_Exercise task_. Look through the data and write out every line with the word "thumbnail" in it.

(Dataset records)
*-*-*

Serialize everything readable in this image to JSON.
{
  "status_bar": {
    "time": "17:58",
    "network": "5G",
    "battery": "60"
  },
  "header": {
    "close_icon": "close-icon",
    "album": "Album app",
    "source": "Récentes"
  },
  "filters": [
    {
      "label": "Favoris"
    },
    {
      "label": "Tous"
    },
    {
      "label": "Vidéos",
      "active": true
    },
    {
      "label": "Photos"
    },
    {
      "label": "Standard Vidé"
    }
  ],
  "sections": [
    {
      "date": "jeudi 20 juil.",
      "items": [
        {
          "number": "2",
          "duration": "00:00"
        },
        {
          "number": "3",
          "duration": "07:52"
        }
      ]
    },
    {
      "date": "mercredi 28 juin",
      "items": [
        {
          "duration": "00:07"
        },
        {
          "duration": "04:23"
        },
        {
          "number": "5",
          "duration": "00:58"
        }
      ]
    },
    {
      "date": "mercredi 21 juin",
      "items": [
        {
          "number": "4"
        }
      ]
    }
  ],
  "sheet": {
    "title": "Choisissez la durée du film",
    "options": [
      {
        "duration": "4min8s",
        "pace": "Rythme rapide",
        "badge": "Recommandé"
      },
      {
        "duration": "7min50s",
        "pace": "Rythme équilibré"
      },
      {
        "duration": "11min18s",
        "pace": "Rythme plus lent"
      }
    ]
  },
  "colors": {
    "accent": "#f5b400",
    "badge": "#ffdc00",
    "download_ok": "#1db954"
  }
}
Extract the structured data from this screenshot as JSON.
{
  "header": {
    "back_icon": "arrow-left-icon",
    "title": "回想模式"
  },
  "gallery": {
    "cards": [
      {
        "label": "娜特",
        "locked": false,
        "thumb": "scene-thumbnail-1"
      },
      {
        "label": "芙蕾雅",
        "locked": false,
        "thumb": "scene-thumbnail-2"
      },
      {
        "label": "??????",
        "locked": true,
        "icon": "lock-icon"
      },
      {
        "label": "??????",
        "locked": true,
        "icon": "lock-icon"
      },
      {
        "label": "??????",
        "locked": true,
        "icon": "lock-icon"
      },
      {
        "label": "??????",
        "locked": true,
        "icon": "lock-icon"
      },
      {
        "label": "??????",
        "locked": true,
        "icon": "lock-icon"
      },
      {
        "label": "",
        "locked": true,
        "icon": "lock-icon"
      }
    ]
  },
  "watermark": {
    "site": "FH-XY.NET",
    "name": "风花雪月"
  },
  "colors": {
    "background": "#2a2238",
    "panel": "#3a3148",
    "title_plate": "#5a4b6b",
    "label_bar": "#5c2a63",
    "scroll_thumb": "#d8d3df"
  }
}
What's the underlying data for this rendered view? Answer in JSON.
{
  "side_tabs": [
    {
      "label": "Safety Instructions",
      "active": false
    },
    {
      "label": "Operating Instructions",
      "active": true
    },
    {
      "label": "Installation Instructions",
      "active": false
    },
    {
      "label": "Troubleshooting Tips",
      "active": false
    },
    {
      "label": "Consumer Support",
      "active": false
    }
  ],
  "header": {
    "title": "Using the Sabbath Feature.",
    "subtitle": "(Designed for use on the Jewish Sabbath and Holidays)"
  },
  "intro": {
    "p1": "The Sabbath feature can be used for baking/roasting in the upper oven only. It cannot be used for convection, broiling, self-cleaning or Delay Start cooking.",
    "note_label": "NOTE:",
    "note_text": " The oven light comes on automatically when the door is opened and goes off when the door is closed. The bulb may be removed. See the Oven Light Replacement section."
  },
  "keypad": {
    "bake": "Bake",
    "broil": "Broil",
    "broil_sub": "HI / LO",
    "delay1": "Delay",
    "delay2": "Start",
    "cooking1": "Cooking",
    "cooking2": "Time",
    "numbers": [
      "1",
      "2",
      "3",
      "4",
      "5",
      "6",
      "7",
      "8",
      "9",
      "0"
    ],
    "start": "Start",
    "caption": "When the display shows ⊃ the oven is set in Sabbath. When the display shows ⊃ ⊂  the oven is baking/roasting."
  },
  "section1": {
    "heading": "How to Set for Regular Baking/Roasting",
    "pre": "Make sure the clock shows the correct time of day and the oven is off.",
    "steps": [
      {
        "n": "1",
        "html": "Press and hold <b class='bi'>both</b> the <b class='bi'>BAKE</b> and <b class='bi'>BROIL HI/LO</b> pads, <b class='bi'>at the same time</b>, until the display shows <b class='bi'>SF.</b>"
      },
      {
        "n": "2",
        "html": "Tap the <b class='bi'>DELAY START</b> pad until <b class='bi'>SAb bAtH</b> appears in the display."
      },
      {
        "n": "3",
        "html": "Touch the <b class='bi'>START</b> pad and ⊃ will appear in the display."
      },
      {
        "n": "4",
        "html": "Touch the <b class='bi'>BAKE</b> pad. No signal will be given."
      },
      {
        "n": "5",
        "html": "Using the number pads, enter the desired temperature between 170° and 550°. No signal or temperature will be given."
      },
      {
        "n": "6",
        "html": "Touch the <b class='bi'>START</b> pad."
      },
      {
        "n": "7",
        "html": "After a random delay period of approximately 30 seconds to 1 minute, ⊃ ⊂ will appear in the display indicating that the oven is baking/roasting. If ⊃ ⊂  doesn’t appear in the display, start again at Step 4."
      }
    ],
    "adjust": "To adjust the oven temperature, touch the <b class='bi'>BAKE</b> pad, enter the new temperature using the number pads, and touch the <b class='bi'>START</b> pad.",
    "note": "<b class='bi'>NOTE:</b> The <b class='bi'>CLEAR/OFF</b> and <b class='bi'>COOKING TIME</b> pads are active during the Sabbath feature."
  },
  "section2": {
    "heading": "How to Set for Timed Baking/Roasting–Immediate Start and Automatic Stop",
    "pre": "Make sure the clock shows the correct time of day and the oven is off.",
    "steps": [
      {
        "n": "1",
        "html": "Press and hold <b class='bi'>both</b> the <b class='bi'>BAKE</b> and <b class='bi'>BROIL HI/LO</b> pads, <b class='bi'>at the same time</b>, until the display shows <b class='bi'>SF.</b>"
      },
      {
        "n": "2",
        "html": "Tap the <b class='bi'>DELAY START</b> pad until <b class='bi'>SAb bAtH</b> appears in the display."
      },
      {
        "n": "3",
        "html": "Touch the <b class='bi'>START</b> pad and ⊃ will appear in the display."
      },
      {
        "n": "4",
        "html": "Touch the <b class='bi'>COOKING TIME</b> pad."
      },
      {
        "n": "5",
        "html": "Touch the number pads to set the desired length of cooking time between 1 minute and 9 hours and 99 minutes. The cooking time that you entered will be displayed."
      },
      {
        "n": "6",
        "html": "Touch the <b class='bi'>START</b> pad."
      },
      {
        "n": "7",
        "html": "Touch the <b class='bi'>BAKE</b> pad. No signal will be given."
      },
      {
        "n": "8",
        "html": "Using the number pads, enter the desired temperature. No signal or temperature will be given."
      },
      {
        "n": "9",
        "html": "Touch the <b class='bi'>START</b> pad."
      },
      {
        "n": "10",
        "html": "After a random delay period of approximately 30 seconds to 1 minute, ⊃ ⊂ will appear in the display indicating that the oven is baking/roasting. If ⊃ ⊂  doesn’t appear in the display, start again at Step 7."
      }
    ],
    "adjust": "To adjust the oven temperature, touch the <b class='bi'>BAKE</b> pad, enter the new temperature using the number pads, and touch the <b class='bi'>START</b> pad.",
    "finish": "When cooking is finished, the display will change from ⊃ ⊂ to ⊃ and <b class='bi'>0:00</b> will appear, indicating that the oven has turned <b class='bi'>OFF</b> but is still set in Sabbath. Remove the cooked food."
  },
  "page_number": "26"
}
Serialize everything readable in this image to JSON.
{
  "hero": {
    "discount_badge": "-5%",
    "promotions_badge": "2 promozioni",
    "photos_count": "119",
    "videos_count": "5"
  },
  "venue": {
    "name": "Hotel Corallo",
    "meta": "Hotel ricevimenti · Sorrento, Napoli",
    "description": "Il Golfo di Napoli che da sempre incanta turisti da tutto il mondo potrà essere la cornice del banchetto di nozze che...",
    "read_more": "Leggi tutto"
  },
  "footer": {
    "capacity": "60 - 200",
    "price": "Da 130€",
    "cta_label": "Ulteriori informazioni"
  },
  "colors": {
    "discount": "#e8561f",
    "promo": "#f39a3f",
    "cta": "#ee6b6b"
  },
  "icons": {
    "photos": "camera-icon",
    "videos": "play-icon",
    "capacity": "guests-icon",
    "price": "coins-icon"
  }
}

*-*-*

_Output for this exercise_.
        "thumb": "scene-thumbnail-1"
        "thumb": "scene-thumbnail-2"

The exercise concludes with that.